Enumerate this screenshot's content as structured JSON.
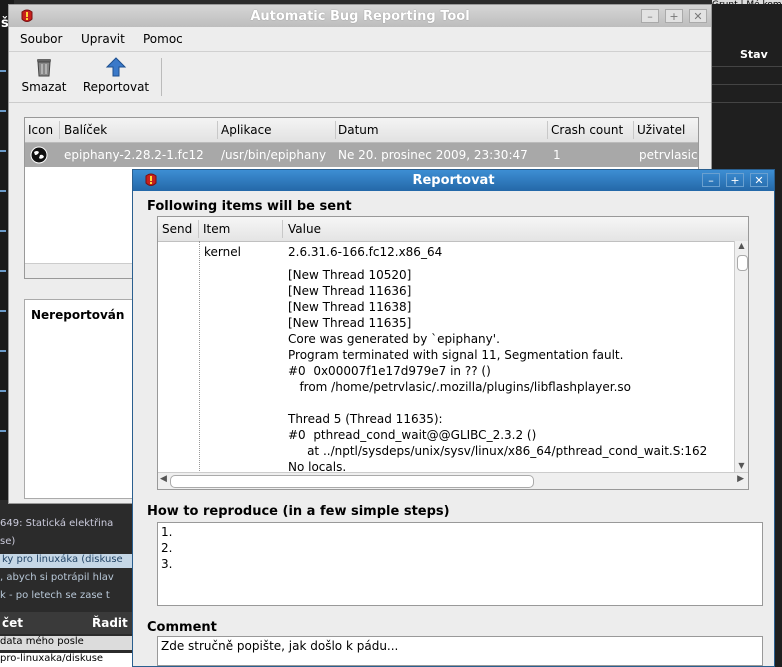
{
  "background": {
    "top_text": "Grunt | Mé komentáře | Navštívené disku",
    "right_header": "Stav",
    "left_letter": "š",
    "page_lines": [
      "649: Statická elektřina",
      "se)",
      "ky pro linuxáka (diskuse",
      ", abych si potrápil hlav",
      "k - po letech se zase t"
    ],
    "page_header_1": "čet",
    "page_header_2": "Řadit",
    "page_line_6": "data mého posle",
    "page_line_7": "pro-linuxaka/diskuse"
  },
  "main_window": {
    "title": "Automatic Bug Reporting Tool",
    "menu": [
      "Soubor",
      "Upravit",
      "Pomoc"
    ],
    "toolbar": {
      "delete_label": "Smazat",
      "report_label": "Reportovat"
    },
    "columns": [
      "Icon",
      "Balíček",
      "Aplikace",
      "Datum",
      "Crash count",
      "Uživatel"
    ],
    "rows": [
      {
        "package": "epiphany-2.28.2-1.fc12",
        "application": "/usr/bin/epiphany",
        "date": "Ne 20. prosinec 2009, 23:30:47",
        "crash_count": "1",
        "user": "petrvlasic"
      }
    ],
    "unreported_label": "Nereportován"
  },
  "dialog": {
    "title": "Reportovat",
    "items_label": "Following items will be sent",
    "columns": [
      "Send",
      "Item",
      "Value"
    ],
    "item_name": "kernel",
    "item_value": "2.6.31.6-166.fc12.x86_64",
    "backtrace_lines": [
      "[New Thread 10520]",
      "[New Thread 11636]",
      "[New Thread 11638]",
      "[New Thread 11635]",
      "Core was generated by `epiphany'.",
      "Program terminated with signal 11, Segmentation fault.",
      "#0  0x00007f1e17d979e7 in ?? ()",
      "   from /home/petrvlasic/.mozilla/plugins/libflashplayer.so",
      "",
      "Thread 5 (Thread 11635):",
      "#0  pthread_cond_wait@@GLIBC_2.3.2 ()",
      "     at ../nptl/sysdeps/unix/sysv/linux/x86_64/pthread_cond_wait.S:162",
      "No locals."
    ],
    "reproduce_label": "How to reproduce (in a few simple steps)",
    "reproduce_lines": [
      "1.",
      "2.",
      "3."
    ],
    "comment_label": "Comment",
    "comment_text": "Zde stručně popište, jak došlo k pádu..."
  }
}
*-*-*
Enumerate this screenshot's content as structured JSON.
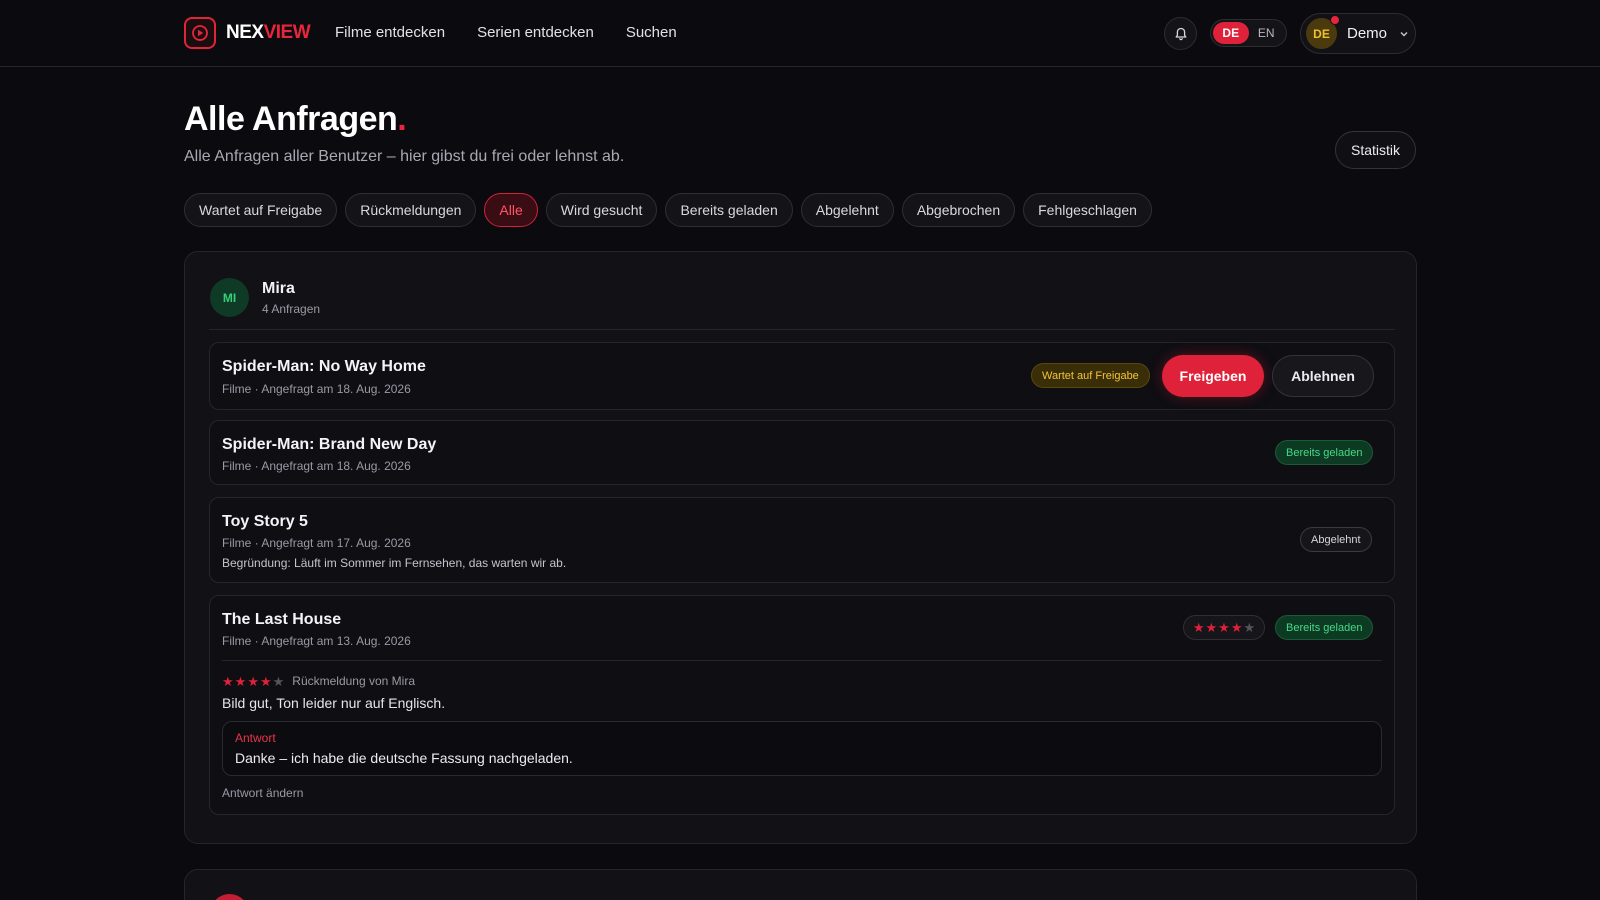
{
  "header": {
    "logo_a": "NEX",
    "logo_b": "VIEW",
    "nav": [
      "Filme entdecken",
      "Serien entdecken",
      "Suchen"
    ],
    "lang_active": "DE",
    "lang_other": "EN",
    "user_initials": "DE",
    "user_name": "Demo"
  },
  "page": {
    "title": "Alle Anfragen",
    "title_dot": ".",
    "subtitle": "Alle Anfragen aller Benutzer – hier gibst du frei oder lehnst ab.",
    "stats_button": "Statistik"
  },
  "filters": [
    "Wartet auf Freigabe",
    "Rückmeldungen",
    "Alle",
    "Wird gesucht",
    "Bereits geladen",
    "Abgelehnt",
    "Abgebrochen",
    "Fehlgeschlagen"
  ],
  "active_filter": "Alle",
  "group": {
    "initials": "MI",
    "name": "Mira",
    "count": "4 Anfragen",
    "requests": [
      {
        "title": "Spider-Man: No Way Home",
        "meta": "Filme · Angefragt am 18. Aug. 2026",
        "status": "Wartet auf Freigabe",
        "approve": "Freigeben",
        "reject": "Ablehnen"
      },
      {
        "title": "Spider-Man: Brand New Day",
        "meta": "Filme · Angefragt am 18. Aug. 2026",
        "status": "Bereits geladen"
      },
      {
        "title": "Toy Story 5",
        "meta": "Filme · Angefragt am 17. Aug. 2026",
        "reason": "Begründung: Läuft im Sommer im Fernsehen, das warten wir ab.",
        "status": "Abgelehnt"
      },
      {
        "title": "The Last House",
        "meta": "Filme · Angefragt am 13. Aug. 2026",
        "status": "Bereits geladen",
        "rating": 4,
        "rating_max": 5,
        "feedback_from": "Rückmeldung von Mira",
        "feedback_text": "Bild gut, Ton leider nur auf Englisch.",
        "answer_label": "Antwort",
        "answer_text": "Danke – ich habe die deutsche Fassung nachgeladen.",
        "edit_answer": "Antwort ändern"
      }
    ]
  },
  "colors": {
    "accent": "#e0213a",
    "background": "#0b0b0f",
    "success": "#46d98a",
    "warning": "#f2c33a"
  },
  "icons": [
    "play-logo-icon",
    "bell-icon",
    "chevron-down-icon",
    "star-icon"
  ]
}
*-*-*
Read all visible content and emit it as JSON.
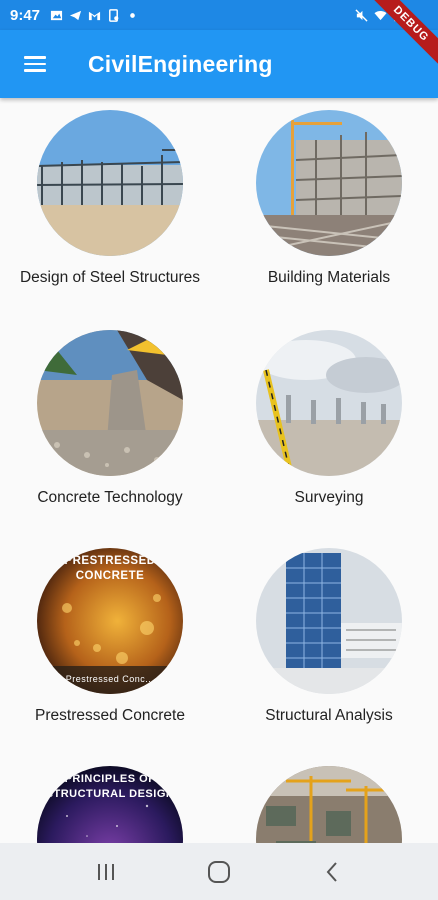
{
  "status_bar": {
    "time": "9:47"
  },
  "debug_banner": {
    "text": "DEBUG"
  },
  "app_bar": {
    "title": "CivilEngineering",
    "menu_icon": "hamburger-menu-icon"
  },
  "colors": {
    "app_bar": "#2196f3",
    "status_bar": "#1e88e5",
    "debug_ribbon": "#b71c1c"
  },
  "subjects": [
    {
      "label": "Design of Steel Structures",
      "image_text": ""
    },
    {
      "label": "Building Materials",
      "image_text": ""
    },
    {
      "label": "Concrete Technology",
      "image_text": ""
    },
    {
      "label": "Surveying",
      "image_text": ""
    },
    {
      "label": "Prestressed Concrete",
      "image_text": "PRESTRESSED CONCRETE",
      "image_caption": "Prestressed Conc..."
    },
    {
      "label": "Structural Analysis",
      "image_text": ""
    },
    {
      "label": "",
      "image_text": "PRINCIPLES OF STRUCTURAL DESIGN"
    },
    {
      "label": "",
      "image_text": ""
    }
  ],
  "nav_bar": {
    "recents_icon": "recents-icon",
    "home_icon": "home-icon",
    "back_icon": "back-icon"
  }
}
*-*-*
EXERCISE GOAL - List all lines from the entries that include the word "Mira".

RESULT OF THE EXERCISE -
    "name": "Mira",
        "feedback_from": "Rückmeldung von Mira",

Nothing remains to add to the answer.